(Entries taken from a collection)

______

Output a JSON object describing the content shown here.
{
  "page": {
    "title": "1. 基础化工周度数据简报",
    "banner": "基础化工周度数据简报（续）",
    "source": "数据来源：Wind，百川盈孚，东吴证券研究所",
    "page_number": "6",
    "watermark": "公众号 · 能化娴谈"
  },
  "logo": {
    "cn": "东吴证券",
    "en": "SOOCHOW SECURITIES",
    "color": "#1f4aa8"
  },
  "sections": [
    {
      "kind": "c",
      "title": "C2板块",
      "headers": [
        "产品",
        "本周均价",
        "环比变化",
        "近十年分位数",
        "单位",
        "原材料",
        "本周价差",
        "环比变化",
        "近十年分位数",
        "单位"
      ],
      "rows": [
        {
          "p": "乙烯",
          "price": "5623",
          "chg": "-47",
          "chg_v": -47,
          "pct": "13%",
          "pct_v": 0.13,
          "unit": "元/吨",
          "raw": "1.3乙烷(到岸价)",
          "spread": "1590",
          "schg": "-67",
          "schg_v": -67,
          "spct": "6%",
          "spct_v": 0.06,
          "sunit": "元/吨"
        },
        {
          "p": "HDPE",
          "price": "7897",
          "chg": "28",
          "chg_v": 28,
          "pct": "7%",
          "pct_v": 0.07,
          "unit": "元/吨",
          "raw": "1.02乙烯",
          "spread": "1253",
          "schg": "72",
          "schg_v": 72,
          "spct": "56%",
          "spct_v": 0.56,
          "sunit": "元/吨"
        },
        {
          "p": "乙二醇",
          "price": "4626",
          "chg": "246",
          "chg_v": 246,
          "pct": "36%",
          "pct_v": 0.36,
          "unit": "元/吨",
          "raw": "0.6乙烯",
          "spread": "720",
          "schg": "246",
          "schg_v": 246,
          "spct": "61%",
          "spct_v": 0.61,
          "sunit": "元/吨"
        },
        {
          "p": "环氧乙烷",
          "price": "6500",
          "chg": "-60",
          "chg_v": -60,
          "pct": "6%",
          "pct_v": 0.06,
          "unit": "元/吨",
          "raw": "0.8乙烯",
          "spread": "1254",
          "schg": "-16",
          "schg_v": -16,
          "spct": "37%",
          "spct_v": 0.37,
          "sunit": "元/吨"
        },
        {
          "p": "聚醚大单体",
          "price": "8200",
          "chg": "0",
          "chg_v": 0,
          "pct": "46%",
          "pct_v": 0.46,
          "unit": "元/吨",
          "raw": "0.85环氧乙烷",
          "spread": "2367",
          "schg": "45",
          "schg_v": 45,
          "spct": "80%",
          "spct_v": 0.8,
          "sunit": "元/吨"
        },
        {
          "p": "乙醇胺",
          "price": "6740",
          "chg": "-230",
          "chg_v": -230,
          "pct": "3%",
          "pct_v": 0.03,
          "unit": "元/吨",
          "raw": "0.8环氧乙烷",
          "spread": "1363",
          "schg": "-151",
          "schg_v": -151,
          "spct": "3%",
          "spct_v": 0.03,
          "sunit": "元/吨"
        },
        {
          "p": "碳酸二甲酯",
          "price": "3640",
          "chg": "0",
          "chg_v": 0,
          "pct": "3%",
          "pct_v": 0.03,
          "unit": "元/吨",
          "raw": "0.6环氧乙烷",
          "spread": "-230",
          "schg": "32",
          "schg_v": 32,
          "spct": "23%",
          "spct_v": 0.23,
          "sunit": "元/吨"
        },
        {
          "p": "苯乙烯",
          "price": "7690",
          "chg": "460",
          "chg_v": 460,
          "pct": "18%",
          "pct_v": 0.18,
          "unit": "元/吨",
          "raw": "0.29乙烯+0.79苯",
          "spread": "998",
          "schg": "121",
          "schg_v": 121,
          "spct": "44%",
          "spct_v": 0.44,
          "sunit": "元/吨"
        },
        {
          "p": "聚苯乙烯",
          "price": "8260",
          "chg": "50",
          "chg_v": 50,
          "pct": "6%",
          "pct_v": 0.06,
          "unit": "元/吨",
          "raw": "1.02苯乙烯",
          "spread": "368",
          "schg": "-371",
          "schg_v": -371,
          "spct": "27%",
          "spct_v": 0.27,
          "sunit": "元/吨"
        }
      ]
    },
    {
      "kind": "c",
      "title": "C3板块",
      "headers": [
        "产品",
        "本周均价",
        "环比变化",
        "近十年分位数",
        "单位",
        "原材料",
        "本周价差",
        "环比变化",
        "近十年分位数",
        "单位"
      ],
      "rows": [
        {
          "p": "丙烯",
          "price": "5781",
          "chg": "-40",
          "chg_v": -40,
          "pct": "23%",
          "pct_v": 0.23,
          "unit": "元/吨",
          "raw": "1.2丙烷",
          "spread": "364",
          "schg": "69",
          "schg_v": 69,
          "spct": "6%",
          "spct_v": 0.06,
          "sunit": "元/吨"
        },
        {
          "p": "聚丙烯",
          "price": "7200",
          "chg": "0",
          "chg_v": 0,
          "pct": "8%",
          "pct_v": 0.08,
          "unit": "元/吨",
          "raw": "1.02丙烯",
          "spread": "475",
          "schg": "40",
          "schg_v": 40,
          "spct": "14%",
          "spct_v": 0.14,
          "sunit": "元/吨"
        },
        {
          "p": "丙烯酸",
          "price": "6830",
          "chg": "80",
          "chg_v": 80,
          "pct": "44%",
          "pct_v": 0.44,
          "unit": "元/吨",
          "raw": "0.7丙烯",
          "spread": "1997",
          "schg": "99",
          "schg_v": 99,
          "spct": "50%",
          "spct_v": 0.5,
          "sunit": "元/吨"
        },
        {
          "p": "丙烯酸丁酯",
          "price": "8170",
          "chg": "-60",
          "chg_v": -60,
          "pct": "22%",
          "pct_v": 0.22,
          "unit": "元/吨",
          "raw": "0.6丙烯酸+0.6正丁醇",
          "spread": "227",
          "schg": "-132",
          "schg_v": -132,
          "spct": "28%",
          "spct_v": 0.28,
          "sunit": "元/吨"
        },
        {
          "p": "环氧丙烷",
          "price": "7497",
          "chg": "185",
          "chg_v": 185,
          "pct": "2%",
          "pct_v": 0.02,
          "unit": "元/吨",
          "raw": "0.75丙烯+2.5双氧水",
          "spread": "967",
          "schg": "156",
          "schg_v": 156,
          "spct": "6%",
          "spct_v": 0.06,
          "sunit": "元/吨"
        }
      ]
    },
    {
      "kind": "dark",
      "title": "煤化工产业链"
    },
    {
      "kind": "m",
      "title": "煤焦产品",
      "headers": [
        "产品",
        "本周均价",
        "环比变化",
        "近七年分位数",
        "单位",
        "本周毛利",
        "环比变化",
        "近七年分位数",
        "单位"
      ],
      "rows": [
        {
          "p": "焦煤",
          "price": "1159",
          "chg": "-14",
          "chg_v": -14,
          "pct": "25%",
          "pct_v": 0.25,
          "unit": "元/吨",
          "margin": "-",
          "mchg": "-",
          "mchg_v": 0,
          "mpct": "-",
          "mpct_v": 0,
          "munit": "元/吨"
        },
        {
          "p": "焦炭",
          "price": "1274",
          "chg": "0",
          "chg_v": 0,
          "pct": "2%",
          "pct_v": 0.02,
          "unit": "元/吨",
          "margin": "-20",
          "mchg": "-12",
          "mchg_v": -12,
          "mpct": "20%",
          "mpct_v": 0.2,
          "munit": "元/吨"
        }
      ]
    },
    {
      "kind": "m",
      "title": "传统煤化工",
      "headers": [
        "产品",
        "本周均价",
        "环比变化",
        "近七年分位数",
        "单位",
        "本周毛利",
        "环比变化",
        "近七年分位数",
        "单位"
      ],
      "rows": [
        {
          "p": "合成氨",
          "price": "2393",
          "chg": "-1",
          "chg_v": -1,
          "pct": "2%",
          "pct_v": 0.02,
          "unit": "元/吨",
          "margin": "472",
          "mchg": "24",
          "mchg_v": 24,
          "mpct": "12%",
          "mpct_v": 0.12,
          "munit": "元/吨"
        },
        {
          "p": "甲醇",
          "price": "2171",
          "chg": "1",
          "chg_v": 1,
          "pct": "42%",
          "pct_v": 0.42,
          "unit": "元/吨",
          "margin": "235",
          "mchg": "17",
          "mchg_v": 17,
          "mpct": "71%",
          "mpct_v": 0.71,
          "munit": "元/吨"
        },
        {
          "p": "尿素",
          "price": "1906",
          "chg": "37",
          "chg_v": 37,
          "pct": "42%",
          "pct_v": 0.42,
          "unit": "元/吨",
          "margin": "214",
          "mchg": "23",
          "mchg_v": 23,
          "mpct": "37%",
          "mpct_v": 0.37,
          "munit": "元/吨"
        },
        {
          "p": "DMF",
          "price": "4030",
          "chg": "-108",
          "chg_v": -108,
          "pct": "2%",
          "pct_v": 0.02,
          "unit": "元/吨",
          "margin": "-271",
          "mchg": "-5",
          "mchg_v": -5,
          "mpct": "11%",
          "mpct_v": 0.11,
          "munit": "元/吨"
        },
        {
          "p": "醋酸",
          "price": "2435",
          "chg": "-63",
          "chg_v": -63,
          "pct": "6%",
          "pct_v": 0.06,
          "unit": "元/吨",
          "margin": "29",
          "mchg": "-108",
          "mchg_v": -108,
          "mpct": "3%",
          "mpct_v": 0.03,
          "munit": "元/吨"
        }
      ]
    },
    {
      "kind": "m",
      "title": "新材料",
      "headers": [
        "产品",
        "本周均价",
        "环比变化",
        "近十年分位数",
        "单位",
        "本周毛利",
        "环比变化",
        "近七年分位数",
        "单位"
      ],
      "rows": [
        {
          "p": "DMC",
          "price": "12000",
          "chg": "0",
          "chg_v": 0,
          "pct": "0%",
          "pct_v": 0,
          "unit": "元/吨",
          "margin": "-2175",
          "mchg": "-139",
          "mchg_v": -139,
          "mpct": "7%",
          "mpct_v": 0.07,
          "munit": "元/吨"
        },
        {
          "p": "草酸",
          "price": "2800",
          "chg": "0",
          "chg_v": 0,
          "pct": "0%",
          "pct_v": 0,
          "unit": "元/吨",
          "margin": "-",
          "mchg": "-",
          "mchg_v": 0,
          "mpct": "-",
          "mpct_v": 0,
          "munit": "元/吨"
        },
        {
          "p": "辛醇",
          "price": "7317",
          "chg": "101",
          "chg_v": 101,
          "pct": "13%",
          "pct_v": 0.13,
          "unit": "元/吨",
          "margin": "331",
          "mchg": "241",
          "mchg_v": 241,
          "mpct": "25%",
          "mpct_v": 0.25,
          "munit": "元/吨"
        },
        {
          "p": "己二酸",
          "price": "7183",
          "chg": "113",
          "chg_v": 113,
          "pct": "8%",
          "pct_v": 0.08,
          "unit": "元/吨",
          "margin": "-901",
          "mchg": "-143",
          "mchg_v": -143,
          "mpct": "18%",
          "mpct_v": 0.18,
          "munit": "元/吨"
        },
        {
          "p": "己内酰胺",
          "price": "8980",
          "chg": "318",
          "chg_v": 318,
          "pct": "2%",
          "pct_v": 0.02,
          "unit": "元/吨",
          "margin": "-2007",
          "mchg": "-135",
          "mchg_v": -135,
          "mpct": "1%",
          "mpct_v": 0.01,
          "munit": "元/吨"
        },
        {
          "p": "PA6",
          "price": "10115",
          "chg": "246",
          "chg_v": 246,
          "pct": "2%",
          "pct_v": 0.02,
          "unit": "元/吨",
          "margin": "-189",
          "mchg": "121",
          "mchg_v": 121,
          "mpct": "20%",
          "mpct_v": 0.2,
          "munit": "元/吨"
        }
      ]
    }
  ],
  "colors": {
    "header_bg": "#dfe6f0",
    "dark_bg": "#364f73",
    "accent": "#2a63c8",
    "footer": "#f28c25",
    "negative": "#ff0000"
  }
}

______

Which lines hold the word "基础化工周度数据简报"? Show each one.

## Exercise response
    "title": "1. 基础化工周度数据简报",
    "banner": "基础化工周度数据简报（续）",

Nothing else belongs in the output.